::: Items
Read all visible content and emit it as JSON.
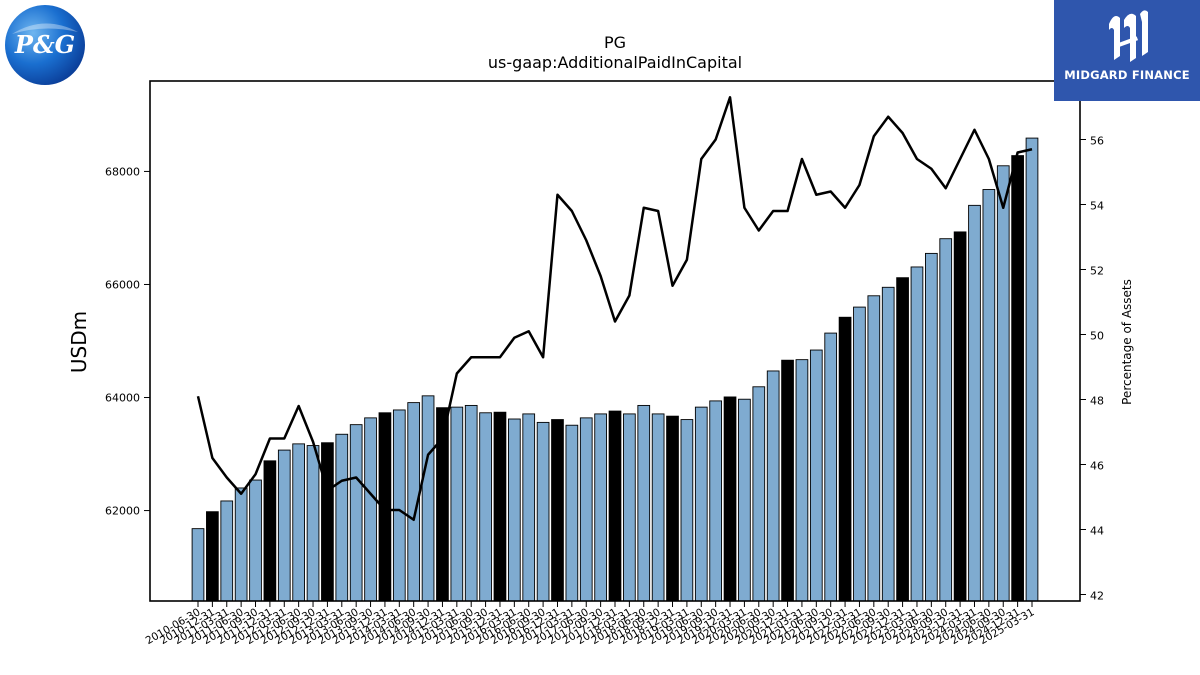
{
  "logos": {
    "left_text": "P&G",
    "right_text": "MIDGARD FINANCE"
  },
  "chart_data": {
    "type": "bar",
    "title": "PG",
    "subtitle": "us-gaap:AdditionalPaidInCapital",
    "ylabel": "USDm",
    "y2label": "Percentage of Assets",
    "ylim": [
      60400,
      69600
    ],
    "y2lim": [
      41.8,
      57.8
    ],
    "yticks": [
      62000,
      64000,
      66000,
      68000
    ],
    "y2ticks": [
      42,
      44,
      46,
      48,
      50,
      52,
      54,
      56
    ],
    "grid": false,
    "legend": "none",
    "colors": {
      "bar": "#7fabd0",
      "bar_highlight": "#000000",
      "line": "#000000"
    },
    "categories": [
      "2010-06-30",
      "2010-12-31",
      "2011-03-31",
      "2011-06-30",
      "2011-09-30",
      "2011-12-31",
      "2012-03-31",
      "2012-06-30",
      "2012-09-30",
      "2012-12-31",
      "2013-03-31",
      "2013-06-30",
      "2013-09-30",
      "2013-12-31",
      "2014-03-31",
      "2014-06-30",
      "2014-09-30",
      "2014-12-31",
      "2015-03-31",
      "2015-06-30",
      "2015-09-30",
      "2015-12-31",
      "2016-03-31",
      "2016-06-30",
      "2016-09-30",
      "2016-12-31",
      "2017-03-31",
      "2017-06-30",
      "2017-09-30",
      "2017-12-31",
      "2018-03-31",
      "2018-06-30",
      "2018-09-30",
      "2018-12-31",
      "2019-03-31",
      "2019-06-30",
      "2019-09-30",
      "2019-12-31",
      "2020-03-31",
      "2020-06-30",
      "2020-09-30",
      "2020-12-31",
      "2021-03-31",
      "2021-06-30",
      "2021-09-30",
      "2021-12-31",
      "2022-03-31",
      "2022-06-30",
      "2022-09-30",
      "2022-12-31",
      "2023-03-31",
      "2023-06-30",
      "2023-09-30",
      "2023-12-31",
      "2024-03-31",
      "2024-06-30",
      "2024-09-30",
      "2024-12-31",
      "2025-03-31"
    ],
    "series": [
      {
        "type": "bar",
        "values": [
          61680,
          61980,
          62170,
          62400,
          62540,
          62880,
          63070,
          63180,
          63150,
          63200,
          63350,
          63520,
          63640,
          63730,
          63780,
          63910,
          64030,
          63820,
          63830,
          63860,
          63730,
          63740,
          63620,
          63710,
          63560,
          63610,
          63510,
          63640,
          63710,
          63760,
          63710,
          63860,
          63710,
          63670,
          63610,
          63830,
          63940,
          64010,
          63970,
          64190,
          64470,
          64660,
          64670,
          64840,
          65140,
          65420,
          65600,
          65800,
          65950,
          66120,
          66310,
          66550,
          66810,
          66930,
          67400,
          67680,
          68100,
          68280,
          68590
        ],
        "highlight": [
          false,
          true,
          false,
          false,
          false,
          true,
          false,
          false,
          false,
          true,
          false,
          false,
          false,
          true,
          false,
          false,
          false,
          true,
          false,
          false,
          false,
          true,
          false,
          false,
          false,
          true,
          false,
          false,
          false,
          true,
          false,
          false,
          false,
          true,
          false,
          false,
          false,
          true,
          false,
          false,
          false,
          true,
          false,
          false,
          false,
          true,
          false,
          false,
          false,
          true,
          false,
          false,
          false,
          true,
          false,
          false,
          false,
          true,
          false
        ]
      },
      {
        "type": "line",
        "axis": "right",
        "values": [
          48.1,
          46.2,
          45.6,
          45.1,
          45.7,
          46.8,
          46.8,
          47.8,
          46.7,
          45.2,
          45.5,
          45.6,
          45.1,
          44.6,
          44.6,
          44.3,
          46.3,
          46.8,
          48.8,
          49.3,
          49.3,
          49.3,
          49.9,
          50.1,
          49.3,
          54.3,
          53.8,
          52.9,
          51.8,
          50.4,
          51.2,
          53.9,
          53.8,
          51.5,
          52.3,
          55.4,
          56.0,
          57.3,
          53.9,
          53.2,
          53.8,
          53.8,
          55.4,
          54.3,
          54.4,
          53.9,
          54.6,
          56.1,
          56.7,
          56.2,
          55.4,
          55.1,
          54.5,
          55.4,
          56.3,
          55.4,
          53.9,
          55.6,
          55.7
        ]
      }
    ]
  }
}
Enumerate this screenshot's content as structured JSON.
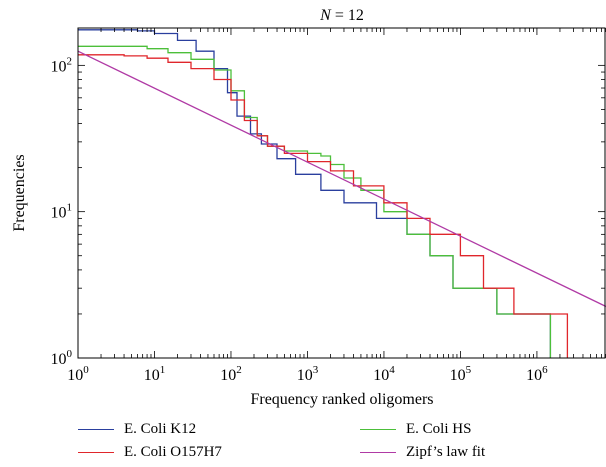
{
  "chart_data": {
    "type": "line",
    "title": "N = 12",
    "title_var": "N",
    "title_rest": " = 12",
    "xlabel": "Frequency ranked oligomers",
    "ylabel": "Frequencies",
    "x_scale": "log",
    "y_scale": "log",
    "xlim": [
      1,
      8000000
    ],
    "ylim": [
      1,
      180
    ],
    "grid": false,
    "legend_position": "bottom",
    "x_ticks": [
      {
        "value": 1,
        "base": "10",
        "exp": "0"
      },
      {
        "value": 10,
        "base": "10",
        "exp": "1"
      },
      {
        "value": 100,
        "base": "10",
        "exp": "2"
      },
      {
        "value": 1000,
        "base": "10",
        "exp": "3"
      },
      {
        "value": 10000,
        "base": "10",
        "exp": "4"
      },
      {
        "value": 100000,
        "base": "10",
        "exp": "5"
      },
      {
        "value": 1000000,
        "base": "10",
        "exp": "6"
      }
    ],
    "y_ticks": [
      {
        "value": 1,
        "base": "10",
        "exp": "0"
      },
      {
        "value": 10,
        "base": "10",
        "exp": "1"
      },
      {
        "value": 100,
        "base": "10",
        "exp": "2"
      }
    ],
    "series": [
      {
        "name": "E. Coli K12",
        "color": "#2a3f9e",
        "step": true,
        "points": [
          [
            1,
            175
          ],
          [
            3,
            175
          ],
          [
            6,
            172
          ],
          [
            10,
            165
          ],
          [
            20,
            148
          ],
          [
            35,
            125
          ],
          [
            60,
            95
          ],
          [
            90,
            65
          ],
          [
            120,
            45
          ],
          [
            180,
            34
          ],
          [
            250,
            29
          ],
          [
            400,
            23
          ],
          [
            700,
            18
          ],
          [
            1500,
            14
          ],
          [
            3000,
            11.5
          ],
          [
            8000,
            9
          ],
          [
            20000,
            7
          ],
          [
            40000,
            5
          ],
          [
            80000,
            3
          ],
          [
            300000,
            2
          ],
          [
            1500000,
            1
          ]
        ]
      },
      {
        "name": "E. Coli HS",
        "color": "#4cbf3a",
        "step": true,
        "points": [
          [
            1,
            135
          ],
          [
            4,
            135
          ],
          [
            8,
            130
          ],
          [
            15,
            122
          ],
          [
            30,
            110
          ],
          [
            60,
            93
          ],
          [
            100,
            67
          ],
          [
            150,
            44
          ],
          [
            220,
            33
          ],
          [
            300,
            28
          ],
          [
            500,
            26
          ],
          [
            1000,
            25
          ],
          [
            1500,
            24
          ],
          [
            2000,
            21
          ],
          [
            3000,
            17
          ],
          [
            5000,
            14
          ],
          [
            10000,
            10
          ],
          [
            20000,
            7
          ],
          [
            40000,
            5
          ],
          [
            80000,
            3
          ],
          [
            300000,
            2
          ],
          [
            1500000,
            1
          ]
        ]
      },
      {
        "name": "E. Coli O157H7",
        "color": "#e0262b",
        "step": true,
        "points": [
          [
            1,
            118
          ],
          [
            4,
            116
          ],
          [
            8,
            112
          ],
          [
            15,
            105
          ],
          [
            30,
            95
          ],
          [
            60,
            80
          ],
          [
            100,
            58
          ],
          [
            150,
            42
          ],
          [
            220,
            33
          ],
          [
            300,
            28
          ],
          [
            500,
            25
          ],
          [
            1000,
            22
          ],
          [
            2000,
            19
          ],
          [
            4000,
            15
          ],
          [
            10000,
            11.5
          ],
          [
            20000,
            9
          ],
          [
            40000,
            7
          ],
          [
            100000,
            5
          ],
          [
            200000,
            3
          ],
          [
            500000,
            2
          ],
          [
            2500000,
            1
          ]
        ]
      },
      {
        "name": "Zipf's law fit",
        "color": "#b03aa5",
        "step": false,
        "points": [
          [
            1,
            125
          ],
          [
            8000000,
            2.25
          ]
        ]
      }
    ]
  },
  "legend": {
    "items": [
      {
        "label": "E. Coli K12",
        "color": "#2a3f9e"
      },
      {
        "label": "E. Coli HS",
        "color": "#4cbf3a"
      },
      {
        "label": "E. Coli O157H7",
        "color": "#e0262b"
      },
      {
        "label": "Zipf’s law fit",
        "color": "#b03aa5"
      }
    ]
  }
}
::::::
▶ [Goal]: Among the entries, how many lines contain the string "content"? Give the number without anything else.

▶ [Written solution]: 2